» Exercise goal: Report the number of lines in these entries that contain "KClO". Write only the number.

» Exercise input:
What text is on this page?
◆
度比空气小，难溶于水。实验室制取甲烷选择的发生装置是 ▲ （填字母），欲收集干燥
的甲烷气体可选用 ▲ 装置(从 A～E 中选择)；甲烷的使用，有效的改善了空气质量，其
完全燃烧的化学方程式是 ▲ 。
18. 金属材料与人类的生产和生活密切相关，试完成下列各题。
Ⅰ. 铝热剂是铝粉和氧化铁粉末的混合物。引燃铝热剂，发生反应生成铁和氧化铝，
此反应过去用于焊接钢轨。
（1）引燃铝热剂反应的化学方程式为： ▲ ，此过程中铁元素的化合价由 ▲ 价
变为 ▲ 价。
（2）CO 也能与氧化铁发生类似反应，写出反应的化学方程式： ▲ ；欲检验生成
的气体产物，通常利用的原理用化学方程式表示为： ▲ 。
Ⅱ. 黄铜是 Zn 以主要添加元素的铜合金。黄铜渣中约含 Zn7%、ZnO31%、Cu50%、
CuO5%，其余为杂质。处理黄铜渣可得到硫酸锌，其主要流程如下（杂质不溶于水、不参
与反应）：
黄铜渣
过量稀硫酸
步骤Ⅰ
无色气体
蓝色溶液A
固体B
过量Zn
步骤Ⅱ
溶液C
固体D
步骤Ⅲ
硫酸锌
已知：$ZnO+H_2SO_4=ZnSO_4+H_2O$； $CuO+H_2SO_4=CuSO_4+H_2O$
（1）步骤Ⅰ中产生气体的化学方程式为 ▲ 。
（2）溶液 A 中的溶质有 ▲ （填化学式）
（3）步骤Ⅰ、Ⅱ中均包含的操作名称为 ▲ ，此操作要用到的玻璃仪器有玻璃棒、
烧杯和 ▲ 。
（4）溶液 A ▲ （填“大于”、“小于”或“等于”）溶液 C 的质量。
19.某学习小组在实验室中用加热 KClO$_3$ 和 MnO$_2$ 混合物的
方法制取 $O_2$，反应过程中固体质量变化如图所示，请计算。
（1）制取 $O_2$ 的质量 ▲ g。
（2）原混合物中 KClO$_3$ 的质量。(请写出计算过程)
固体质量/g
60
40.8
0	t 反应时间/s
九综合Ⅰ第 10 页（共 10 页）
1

* * *

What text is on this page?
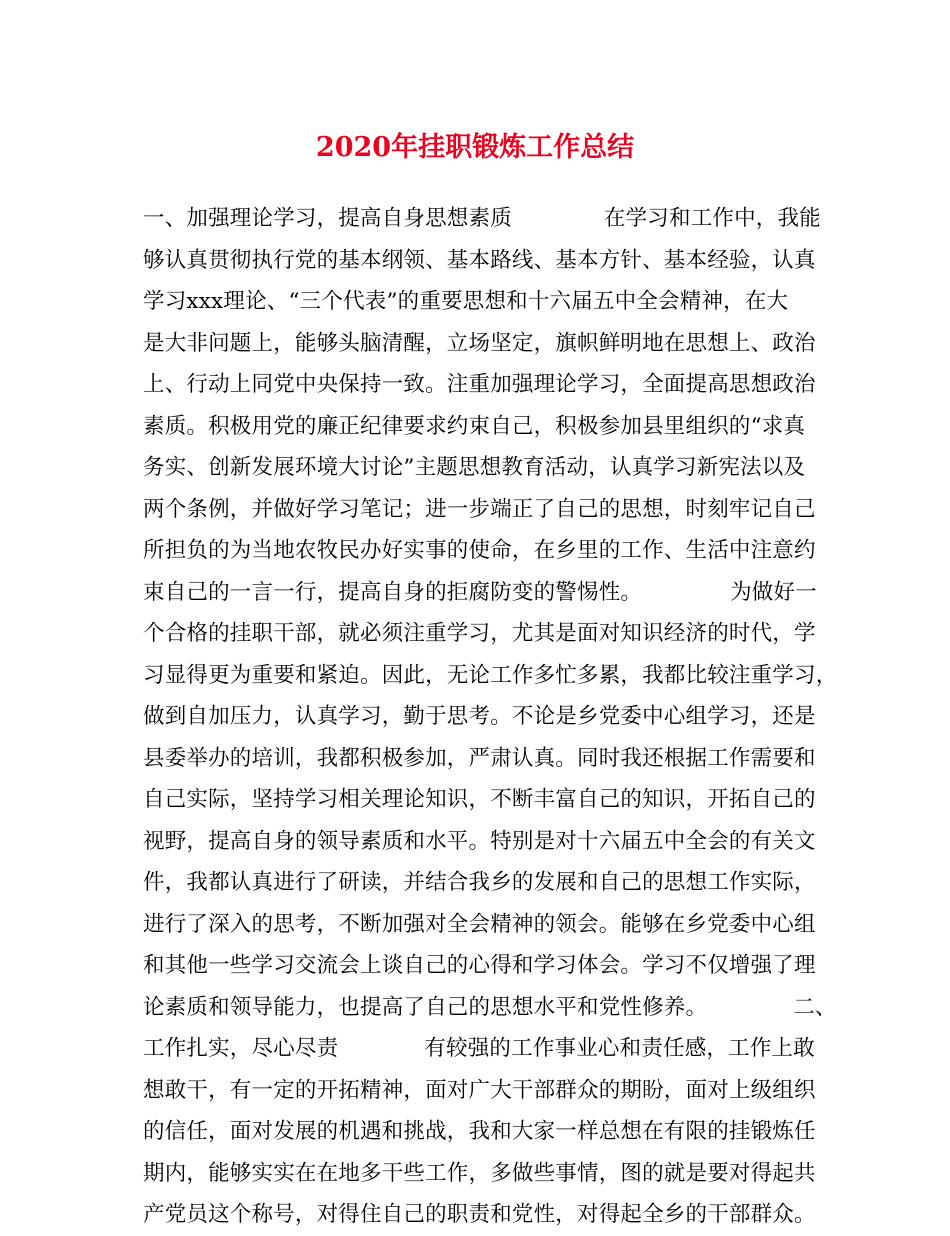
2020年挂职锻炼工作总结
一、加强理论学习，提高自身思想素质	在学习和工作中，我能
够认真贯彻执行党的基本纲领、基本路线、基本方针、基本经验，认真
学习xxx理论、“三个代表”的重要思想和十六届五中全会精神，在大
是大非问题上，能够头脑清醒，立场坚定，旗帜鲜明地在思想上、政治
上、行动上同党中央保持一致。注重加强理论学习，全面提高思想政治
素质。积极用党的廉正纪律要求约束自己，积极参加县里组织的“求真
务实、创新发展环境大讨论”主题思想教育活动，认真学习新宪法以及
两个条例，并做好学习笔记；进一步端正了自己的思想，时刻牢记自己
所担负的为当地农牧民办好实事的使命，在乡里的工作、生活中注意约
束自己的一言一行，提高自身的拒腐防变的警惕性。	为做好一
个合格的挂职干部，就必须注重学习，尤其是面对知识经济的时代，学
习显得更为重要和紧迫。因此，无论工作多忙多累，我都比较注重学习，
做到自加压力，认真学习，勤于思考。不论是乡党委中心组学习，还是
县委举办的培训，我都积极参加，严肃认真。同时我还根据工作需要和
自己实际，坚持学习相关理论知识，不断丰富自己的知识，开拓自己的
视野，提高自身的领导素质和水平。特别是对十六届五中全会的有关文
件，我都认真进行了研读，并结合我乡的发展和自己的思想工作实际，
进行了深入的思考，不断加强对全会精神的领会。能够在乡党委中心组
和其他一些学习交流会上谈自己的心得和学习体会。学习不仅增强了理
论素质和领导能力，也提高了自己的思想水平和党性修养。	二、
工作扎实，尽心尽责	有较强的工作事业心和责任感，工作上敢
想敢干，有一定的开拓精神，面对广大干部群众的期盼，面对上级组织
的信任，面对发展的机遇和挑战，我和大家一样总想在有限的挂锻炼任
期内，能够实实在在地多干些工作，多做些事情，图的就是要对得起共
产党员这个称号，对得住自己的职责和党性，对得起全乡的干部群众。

--

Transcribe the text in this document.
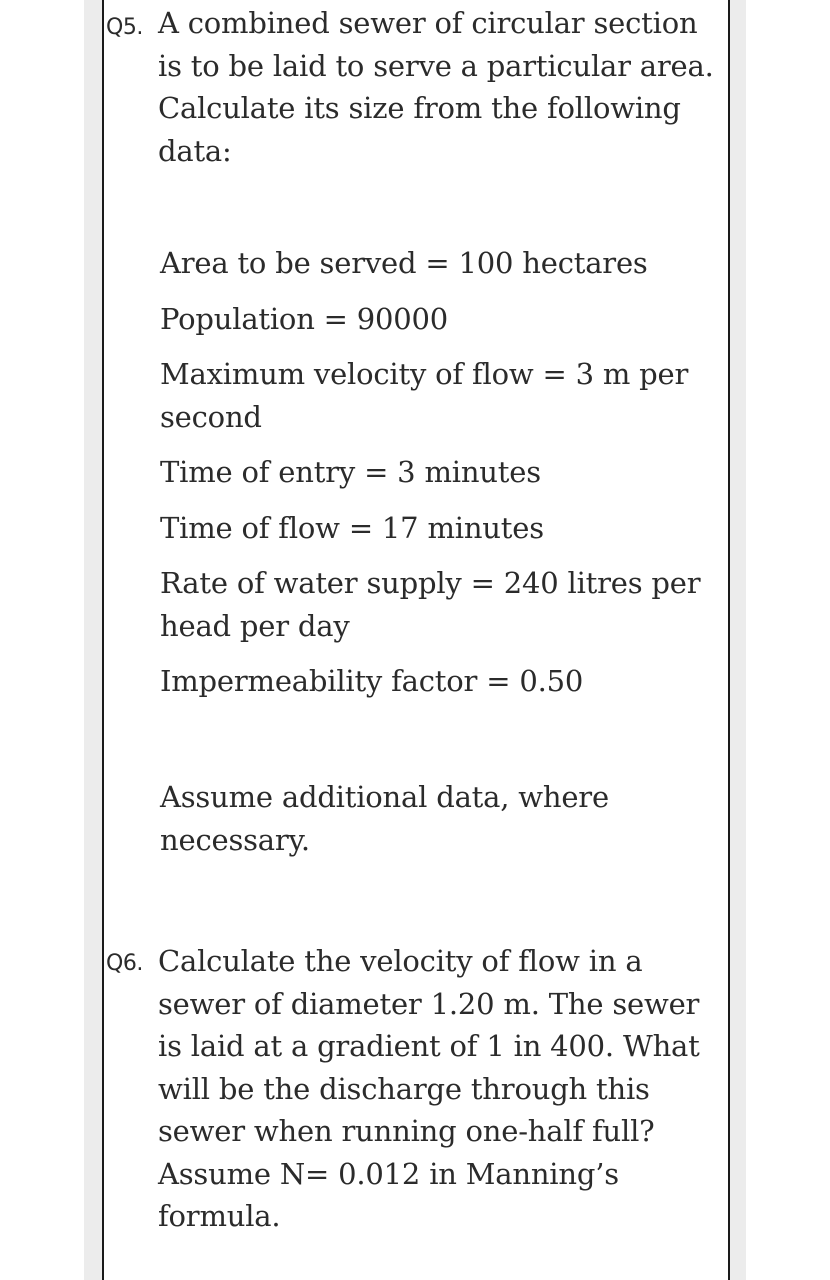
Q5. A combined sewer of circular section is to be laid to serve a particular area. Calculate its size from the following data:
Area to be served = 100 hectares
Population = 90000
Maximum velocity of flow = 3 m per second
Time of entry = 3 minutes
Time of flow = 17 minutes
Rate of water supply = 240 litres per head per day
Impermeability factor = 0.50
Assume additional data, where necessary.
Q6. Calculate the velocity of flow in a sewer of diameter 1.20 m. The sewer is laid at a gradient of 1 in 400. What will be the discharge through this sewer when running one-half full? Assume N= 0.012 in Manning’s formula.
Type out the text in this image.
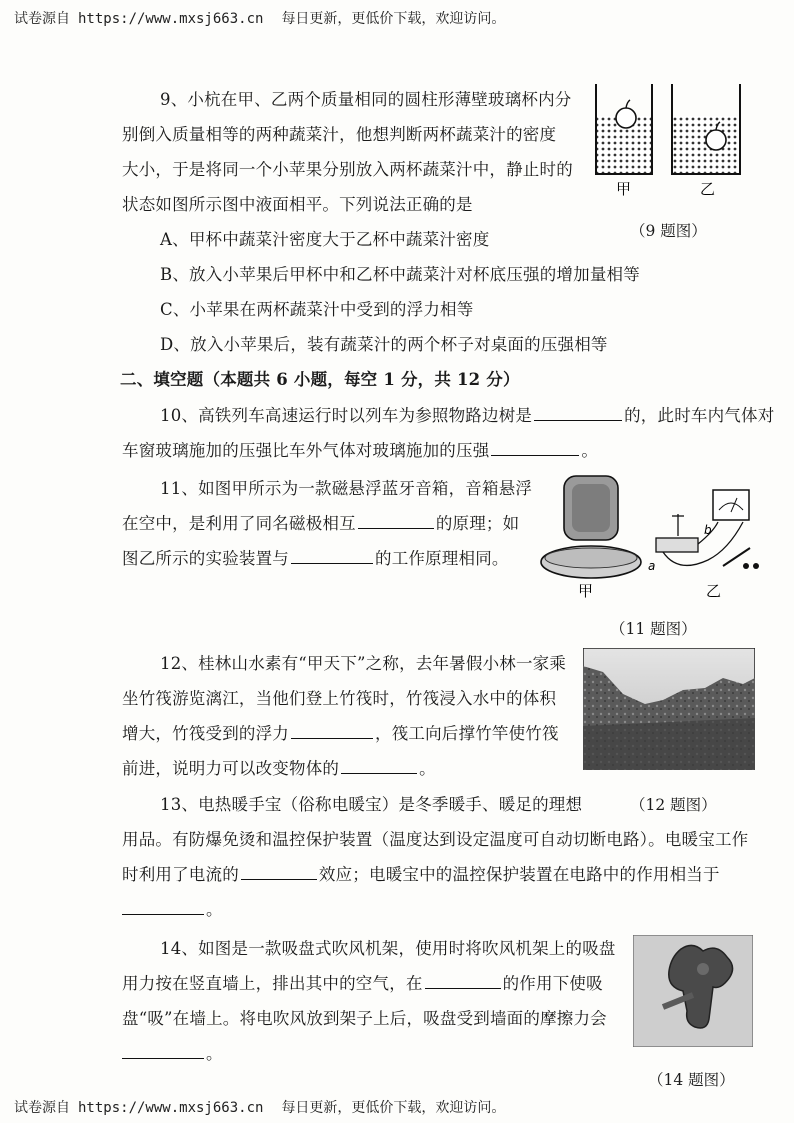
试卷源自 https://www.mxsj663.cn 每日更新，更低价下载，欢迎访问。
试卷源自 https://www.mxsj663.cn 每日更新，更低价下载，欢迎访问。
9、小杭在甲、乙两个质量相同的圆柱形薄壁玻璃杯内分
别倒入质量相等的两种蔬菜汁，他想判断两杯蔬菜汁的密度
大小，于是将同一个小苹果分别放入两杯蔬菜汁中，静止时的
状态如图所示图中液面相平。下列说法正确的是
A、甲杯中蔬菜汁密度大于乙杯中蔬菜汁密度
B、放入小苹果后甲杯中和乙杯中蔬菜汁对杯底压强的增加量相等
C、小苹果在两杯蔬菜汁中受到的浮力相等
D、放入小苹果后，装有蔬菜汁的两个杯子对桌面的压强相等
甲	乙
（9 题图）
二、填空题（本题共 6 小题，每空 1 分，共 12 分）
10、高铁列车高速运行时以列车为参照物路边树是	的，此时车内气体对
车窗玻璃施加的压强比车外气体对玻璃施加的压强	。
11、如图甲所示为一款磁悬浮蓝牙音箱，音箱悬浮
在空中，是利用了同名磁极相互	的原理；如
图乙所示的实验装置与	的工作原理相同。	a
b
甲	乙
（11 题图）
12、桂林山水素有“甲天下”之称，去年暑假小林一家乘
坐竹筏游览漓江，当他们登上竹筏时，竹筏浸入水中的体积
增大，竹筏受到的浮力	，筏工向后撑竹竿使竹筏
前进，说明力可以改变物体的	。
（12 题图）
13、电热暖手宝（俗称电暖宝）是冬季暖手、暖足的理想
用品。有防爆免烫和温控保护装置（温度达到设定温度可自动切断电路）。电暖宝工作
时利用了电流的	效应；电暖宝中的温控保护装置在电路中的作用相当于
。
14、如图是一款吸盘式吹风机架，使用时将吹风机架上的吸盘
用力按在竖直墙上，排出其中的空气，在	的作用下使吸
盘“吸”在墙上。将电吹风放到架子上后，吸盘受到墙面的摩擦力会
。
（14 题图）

» Task output: 2